# [WORK TO BE COMPLETED]
In the data below, find every line with the string "offset" and pull it out.

[Items from a dataset]

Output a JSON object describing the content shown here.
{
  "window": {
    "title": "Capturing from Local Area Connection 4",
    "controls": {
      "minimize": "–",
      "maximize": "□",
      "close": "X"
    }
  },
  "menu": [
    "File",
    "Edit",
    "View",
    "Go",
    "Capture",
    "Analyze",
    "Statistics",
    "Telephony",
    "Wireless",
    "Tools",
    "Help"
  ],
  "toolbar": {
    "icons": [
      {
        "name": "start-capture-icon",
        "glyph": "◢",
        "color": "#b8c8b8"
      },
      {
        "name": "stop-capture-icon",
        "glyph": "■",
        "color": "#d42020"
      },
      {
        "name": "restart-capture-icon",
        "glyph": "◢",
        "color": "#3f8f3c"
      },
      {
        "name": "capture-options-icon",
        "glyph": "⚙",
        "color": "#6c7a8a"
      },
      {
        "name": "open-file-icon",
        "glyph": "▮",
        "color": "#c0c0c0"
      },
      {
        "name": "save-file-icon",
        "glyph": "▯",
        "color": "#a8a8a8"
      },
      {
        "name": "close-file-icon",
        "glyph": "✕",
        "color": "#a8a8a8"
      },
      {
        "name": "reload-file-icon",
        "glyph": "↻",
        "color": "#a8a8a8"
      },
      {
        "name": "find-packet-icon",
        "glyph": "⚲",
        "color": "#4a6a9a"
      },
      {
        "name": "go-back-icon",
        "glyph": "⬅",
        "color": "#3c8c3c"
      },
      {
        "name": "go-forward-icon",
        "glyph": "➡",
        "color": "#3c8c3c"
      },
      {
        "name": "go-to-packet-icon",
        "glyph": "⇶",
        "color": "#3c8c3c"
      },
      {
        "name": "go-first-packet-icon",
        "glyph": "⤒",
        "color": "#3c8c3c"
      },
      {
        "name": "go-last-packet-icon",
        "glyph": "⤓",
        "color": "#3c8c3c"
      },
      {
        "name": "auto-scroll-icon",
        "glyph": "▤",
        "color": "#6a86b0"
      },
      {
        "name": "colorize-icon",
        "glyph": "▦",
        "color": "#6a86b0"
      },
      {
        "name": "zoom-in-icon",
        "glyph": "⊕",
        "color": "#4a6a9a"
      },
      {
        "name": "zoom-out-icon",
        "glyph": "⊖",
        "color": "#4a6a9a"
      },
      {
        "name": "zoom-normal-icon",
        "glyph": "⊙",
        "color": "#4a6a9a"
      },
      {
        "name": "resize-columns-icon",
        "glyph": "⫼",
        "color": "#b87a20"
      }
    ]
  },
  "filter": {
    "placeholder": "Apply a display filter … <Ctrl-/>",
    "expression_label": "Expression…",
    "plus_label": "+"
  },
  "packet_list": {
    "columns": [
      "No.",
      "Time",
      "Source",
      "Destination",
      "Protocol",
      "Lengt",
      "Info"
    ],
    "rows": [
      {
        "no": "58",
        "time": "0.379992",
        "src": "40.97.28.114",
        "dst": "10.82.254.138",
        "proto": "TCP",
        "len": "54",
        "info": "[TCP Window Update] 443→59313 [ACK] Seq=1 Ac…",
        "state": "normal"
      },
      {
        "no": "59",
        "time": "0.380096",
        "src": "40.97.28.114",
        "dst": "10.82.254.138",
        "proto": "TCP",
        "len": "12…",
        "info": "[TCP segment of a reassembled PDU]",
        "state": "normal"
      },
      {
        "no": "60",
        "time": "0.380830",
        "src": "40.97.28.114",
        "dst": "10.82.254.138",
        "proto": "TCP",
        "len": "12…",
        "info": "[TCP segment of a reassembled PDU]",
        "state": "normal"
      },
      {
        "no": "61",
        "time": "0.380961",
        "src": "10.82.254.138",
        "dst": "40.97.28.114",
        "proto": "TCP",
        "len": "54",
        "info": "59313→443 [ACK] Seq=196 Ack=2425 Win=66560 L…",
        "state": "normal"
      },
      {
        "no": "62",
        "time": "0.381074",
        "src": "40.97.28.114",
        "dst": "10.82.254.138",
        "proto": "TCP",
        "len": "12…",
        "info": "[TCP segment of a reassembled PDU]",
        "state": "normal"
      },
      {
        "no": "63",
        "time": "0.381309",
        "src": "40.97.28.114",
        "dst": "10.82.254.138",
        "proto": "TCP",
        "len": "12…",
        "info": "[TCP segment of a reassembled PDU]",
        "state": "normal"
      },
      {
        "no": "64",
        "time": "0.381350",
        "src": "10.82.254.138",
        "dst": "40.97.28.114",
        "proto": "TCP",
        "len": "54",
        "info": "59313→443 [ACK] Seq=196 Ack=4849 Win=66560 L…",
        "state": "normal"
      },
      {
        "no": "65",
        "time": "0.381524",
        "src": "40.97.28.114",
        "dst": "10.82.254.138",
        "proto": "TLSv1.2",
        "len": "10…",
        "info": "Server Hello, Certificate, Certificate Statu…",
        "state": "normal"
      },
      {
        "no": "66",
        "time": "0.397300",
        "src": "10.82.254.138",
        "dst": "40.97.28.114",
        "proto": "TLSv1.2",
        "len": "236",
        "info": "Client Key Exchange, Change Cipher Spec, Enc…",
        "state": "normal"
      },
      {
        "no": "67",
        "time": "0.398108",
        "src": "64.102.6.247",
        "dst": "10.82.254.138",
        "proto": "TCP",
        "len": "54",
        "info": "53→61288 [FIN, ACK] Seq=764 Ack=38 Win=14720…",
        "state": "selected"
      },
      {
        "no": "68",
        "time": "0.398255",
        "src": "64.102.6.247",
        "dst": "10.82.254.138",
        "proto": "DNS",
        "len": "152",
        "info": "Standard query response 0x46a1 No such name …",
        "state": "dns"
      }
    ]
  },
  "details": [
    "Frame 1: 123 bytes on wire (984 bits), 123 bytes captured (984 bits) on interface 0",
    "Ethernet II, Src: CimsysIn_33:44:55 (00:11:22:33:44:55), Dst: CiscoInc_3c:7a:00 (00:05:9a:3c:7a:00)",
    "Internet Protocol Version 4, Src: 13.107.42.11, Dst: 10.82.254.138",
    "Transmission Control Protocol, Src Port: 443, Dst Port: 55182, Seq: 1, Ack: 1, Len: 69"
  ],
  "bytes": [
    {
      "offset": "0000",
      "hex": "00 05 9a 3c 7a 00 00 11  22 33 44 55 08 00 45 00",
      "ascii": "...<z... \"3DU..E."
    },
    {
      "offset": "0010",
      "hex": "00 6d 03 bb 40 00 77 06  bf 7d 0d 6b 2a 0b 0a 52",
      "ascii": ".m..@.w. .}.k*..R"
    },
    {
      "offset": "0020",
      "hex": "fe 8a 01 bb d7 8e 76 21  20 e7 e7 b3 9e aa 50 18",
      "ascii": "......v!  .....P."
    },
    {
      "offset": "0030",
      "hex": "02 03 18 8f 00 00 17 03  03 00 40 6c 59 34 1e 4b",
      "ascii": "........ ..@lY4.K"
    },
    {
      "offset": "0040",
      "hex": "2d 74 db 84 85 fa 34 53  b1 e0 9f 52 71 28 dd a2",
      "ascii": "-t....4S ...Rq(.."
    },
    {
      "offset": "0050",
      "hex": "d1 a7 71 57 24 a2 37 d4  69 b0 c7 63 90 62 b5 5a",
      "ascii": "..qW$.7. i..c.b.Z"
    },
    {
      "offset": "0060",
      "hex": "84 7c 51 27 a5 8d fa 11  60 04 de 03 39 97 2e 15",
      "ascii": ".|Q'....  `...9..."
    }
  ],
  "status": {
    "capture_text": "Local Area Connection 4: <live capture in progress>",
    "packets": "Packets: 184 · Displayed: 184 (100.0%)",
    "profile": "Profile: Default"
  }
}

# [OUTPUT FOR THIS EXERCISE]
      "offset": "0000",
      "offset": "0010",
      "offset": "0020",
      "offset": "0030",
      "offset": "0040",
      "offset": "0050",
      "offset": "0060",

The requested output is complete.